Requirements – From the entries provided below, copy each line that contains the word "满足招标文件要求".

Information supplied –
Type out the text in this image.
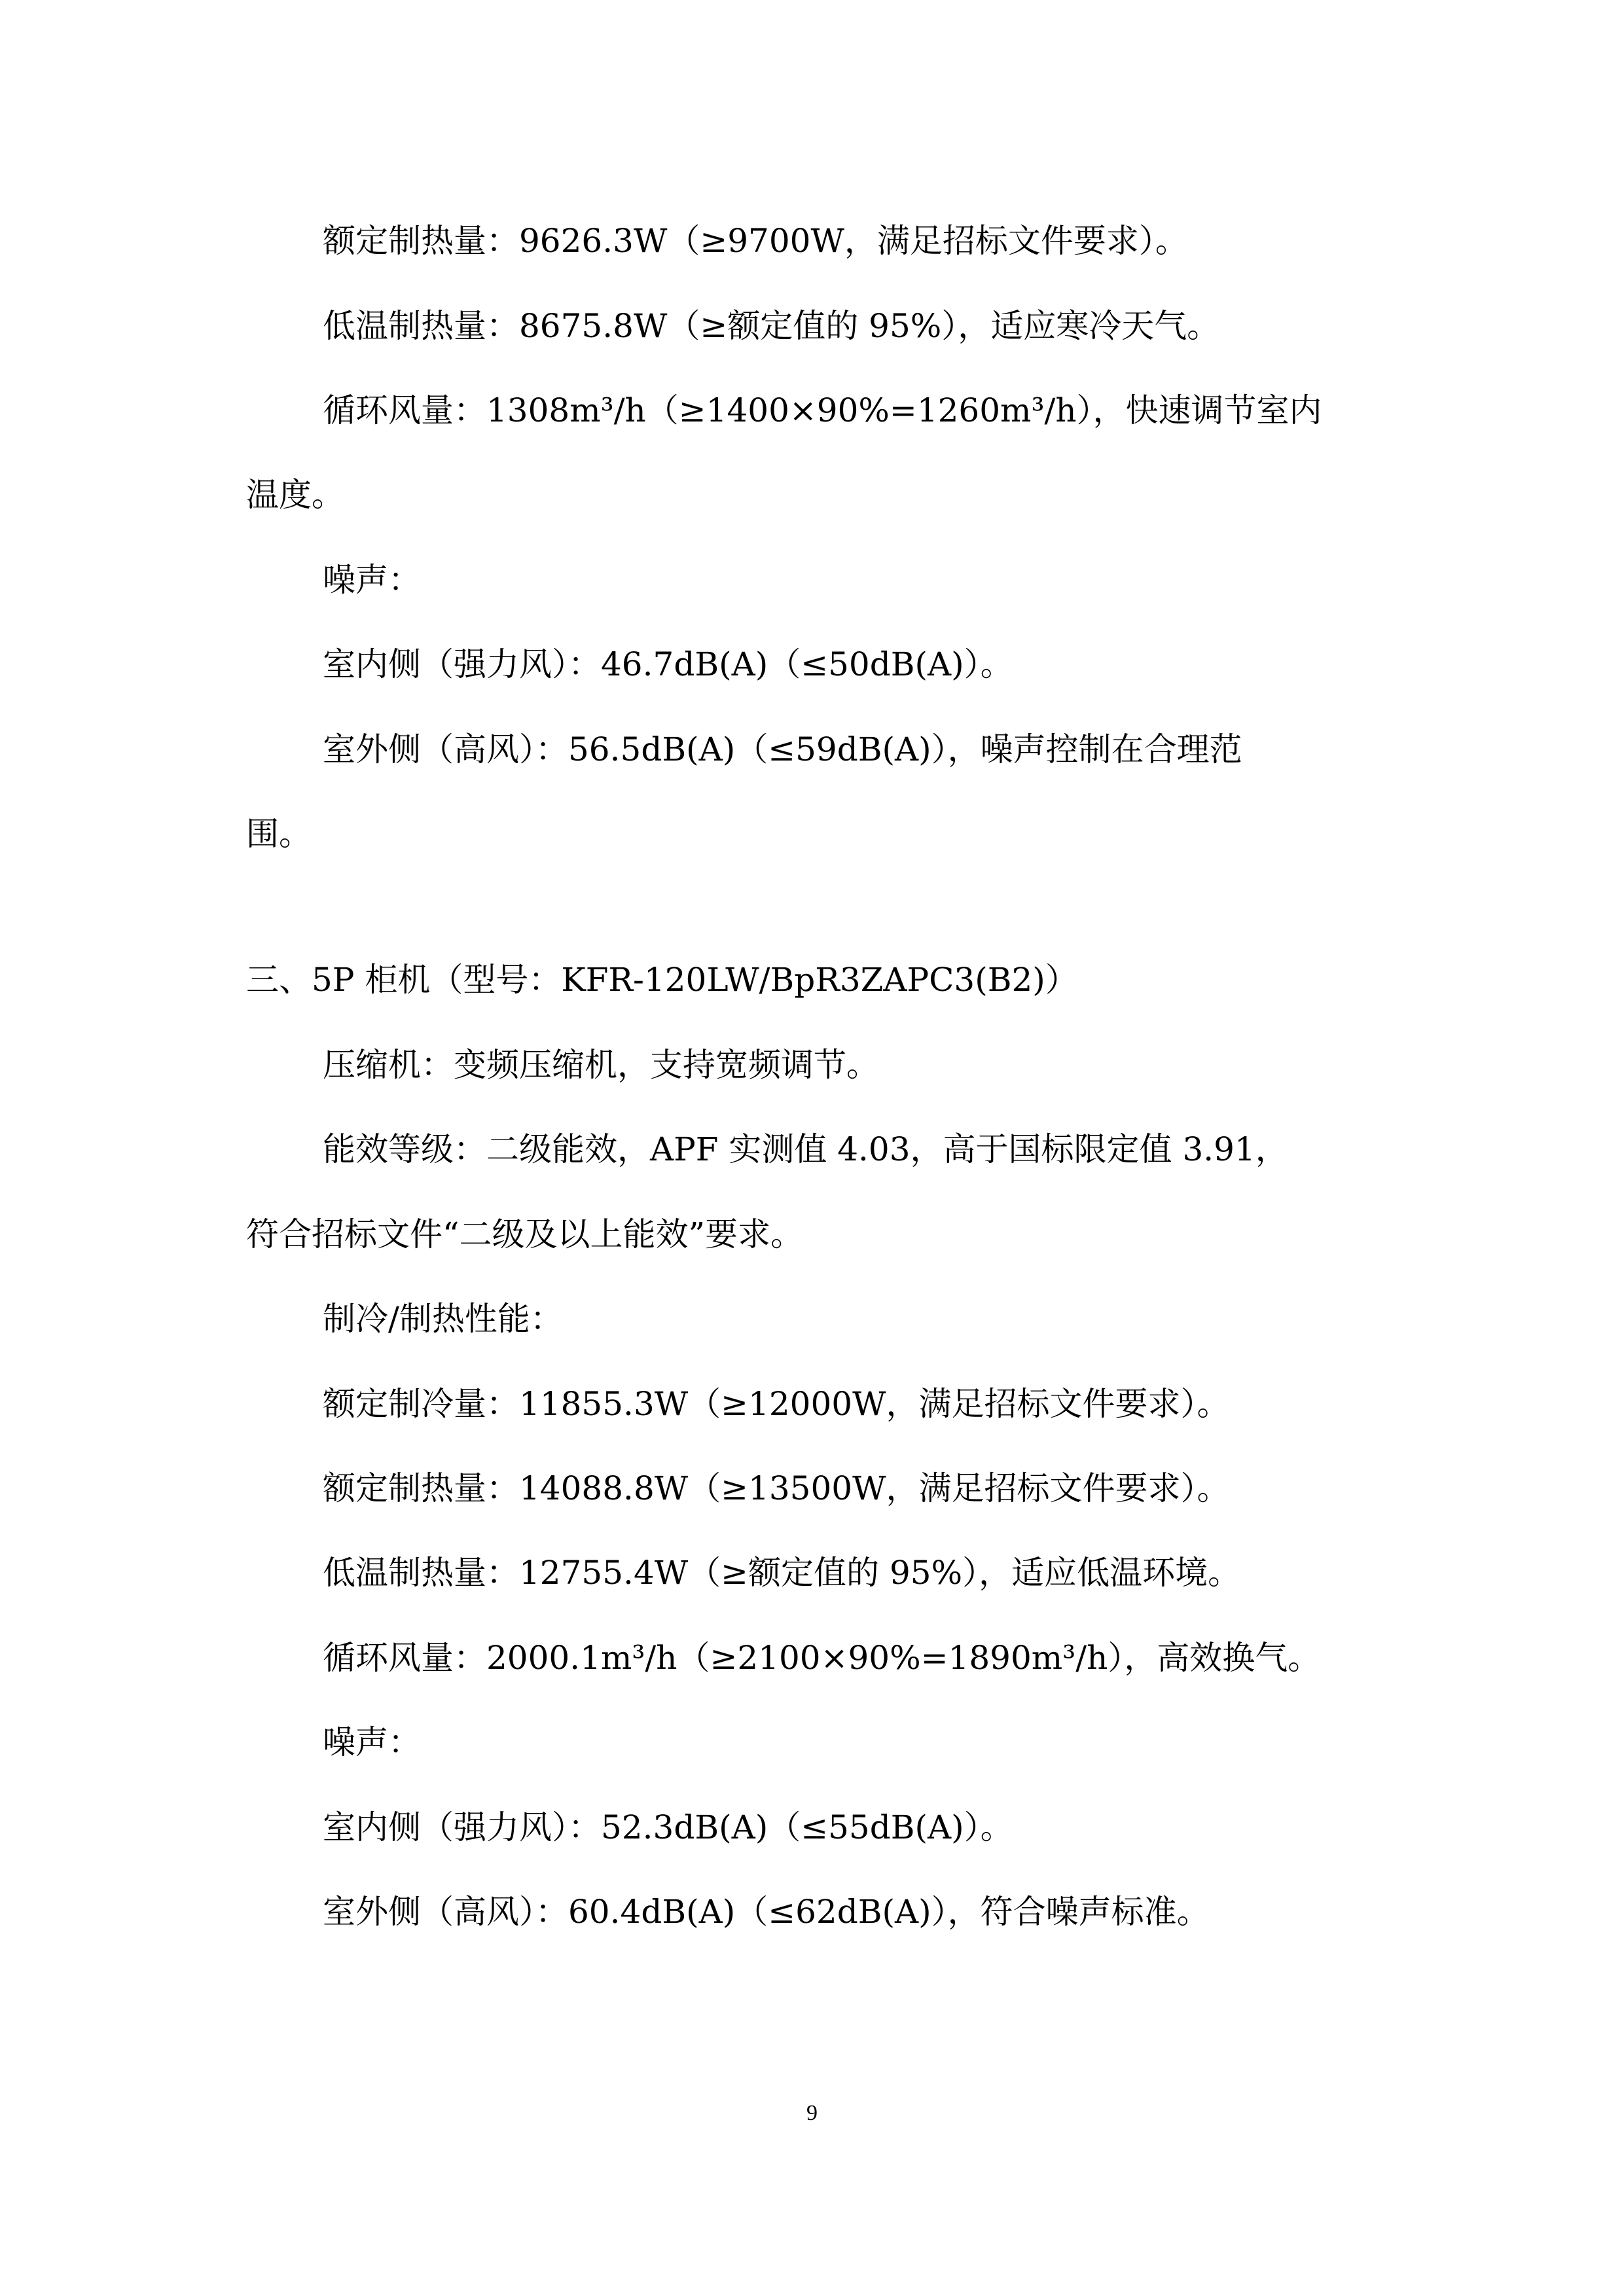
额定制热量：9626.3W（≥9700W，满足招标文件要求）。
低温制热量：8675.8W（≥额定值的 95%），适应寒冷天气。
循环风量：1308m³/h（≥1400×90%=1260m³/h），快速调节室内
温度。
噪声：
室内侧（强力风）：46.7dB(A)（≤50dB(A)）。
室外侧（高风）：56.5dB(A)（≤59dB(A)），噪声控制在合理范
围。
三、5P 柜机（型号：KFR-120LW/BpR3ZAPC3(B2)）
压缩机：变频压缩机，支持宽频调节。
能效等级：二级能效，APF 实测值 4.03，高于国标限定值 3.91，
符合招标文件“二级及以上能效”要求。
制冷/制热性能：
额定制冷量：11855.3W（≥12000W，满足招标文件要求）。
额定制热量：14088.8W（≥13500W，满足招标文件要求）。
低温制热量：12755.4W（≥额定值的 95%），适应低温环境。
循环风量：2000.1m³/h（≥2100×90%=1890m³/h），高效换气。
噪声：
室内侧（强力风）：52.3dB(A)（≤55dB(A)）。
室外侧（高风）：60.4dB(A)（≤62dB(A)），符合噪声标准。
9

Task response –
额定制热量：9626.3W（≥9700W，满足招标文件要求）。
额定制冷量：11855.3W（≥12000W，满足招标文件要求）。
额定制热量：14088.8W（≥13500W，满足招标文件要求）。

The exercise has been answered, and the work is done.